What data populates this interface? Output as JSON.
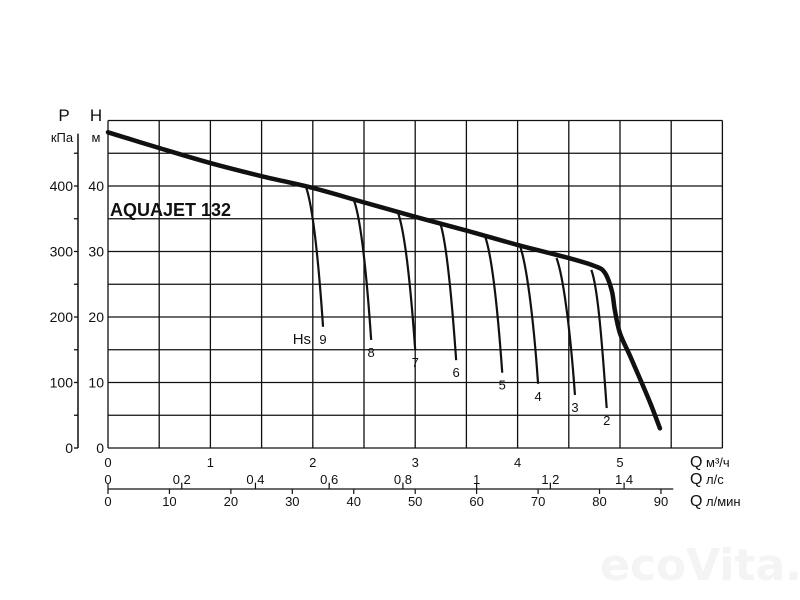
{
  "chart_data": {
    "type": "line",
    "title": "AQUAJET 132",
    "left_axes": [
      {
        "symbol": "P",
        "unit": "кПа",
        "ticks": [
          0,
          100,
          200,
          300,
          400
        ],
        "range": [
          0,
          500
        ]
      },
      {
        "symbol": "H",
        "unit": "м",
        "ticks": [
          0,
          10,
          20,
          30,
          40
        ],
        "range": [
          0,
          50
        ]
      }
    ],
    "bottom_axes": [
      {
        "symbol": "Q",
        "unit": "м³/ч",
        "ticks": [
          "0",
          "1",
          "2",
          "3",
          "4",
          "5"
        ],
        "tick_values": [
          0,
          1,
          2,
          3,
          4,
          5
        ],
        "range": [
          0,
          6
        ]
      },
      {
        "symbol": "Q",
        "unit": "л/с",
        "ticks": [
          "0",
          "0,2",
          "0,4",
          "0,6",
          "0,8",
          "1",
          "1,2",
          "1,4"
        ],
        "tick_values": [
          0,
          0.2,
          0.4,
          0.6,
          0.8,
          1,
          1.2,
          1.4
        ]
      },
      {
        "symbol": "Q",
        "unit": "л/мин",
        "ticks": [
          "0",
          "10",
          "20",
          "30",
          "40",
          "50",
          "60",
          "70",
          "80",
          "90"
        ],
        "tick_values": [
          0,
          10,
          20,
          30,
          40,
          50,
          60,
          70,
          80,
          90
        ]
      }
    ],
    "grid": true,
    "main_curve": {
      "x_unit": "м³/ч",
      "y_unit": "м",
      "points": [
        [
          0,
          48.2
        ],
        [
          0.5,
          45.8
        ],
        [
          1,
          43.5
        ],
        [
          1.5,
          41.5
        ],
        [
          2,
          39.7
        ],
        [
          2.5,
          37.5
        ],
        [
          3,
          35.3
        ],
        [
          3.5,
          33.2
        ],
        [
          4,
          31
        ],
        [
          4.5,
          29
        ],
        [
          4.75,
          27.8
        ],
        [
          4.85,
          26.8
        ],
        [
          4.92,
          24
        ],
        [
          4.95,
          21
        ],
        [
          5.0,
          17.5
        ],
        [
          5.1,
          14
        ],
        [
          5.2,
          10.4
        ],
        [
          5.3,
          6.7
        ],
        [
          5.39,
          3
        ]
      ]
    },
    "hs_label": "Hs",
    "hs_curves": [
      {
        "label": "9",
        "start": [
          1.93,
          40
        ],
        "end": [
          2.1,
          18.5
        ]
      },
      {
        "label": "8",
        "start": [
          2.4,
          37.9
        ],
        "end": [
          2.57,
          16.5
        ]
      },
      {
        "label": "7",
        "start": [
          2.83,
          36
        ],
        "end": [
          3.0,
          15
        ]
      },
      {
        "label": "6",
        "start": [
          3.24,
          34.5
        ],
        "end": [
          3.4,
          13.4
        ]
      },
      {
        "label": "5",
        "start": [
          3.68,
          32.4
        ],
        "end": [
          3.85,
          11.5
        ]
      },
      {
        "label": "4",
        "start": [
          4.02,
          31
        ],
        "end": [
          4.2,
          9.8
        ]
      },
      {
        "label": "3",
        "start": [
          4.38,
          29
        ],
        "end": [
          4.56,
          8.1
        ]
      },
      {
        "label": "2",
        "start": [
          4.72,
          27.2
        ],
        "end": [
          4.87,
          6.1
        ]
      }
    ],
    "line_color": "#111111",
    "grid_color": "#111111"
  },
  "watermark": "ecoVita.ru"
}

== == ==

## WHAT IS EXPECTED
Restate the records word for word, omitting images.

## EXERCISE ANSWER
What data populates this interface? Output as JSON.
{
  "chart_data": {
    "type": "line",
    "title": "AQUAJET 132",
    "left_axes": [
      {
        "symbol": "P",
        "unit": "кПа",
        "ticks": [
          0,
          100,
          200,
          300,
          400
        ],
        "range": [
          0,
          500
        ]
      },
      {
        "symbol": "H",
        "unit": "м",
        "ticks": [
          0,
          10,
          20,
          30,
          40
        ],
        "range": [
          0,
          50
        ]
      }
    ],
    "bottom_axes": [
      {
        "symbol": "Q",
        "unit": "м³/ч",
        "ticks": [
          "0",
          "1",
          "2",
          "3",
          "4",
          "5"
        ],
        "tick_values": [
          0,
          1,
          2,
          3,
          4,
          5
        ],
        "range": [
          0,
          6
        ]
      },
      {
        "symbol": "Q",
        "unit": "л/с",
        "ticks": [
          "0",
          "0,2",
          "0,4",
          "0,6",
          "0,8",
          "1",
          "1,2",
          "1,4"
        ],
        "tick_values": [
          0,
          0.2,
          0.4,
          0.6,
          0.8,
          1,
          1.2,
          1.4
        ]
      },
      {
        "symbol": "Q",
        "unit": "л/мин",
        "ticks": [
          "0",
          "10",
          "20",
          "30",
          "40",
          "50",
          "60",
          "70",
          "80",
          "90"
        ],
        "tick_values": [
          0,
          10,
          20,
          30,
          40,
          50,
          60,
          70,
          80,
          90
        ]
      }
    ],
    "grid": true,
    "main_curve": {
      "x_unit": "м³/ч",
      "y_unit": "м",
      "points": [
        [
          0,
          48.2
        ],
        [
          0.5,
          45.8
        ],
        [
          1,
          43.5
        ],
        [
          1.5,
          41.5
        ],
        [
          2,
          39.7
        ],
        [
          2.5,
          37.5
        ],
        [
          3,
          35.3
        ],
        [
          3.5,
          33.2
        ],
        [
          4,
          31
        ],
        [
          4.5,
          29
        ],
        [
          4.75,
          27.8
        ],
        [
          4.85,
          26.8
        ],
        [
          4.92,
          24
        ],
        [
          4.95,
          21
        ],
        [
          5.0,
          17.5
        ],
        [
          5.1,
          14
        ],
        [
          5.2,
          10.4
        ],
        [
          5.3,
          6.7
        ],
        [
          5.39,
          3
        ]
      ]
    },
    "hs_label": "Hs",
    "hs_curves": [
      {
        "label": "9",
        "start": [
          1.93,
          40
        ],
        "end": [
          2.1,
          18.5
        ]
      },
      {
        "label": "8",
        "start": [
          2.4,
          37.9
        ],
        "end": [
          2.57,
          16.5
        ]
      },
      {
        "label": "7",
        "start": [
          2.83,
          36
        ],
        "end": [
          3.0,
          15
        ]
      },
      {
        "label": "6",
        "start": [
          3.24,
          34.5
        ],
        "end": [
          3.4,
          13.4
        ]
      },
      {
        "label": "5",
        "start": [
          3.68,
          32.4
        ],
        "end": [
          3.85,
          11.5
        ]
      },
      {
        "label": "4",
        "start": [
          4.02,
          31
        ],
        "end": [
          4.2,
          9.8
        ]
      },
      {
        "label": "3",
        "start": [
          4.38,
          29
        ],
        "end": [
          4.56,
          8.1
        ]
      },
      {
        "label": "2",
        "start": [
          4.72,
          27.2
        ],
        "end": [
          4.87,
          6.1
        ]
      }
    ],
    "line_color": "#111111",
    "grid_color": "#111111"
  },
  "watermark": "ecoVita.ru"
}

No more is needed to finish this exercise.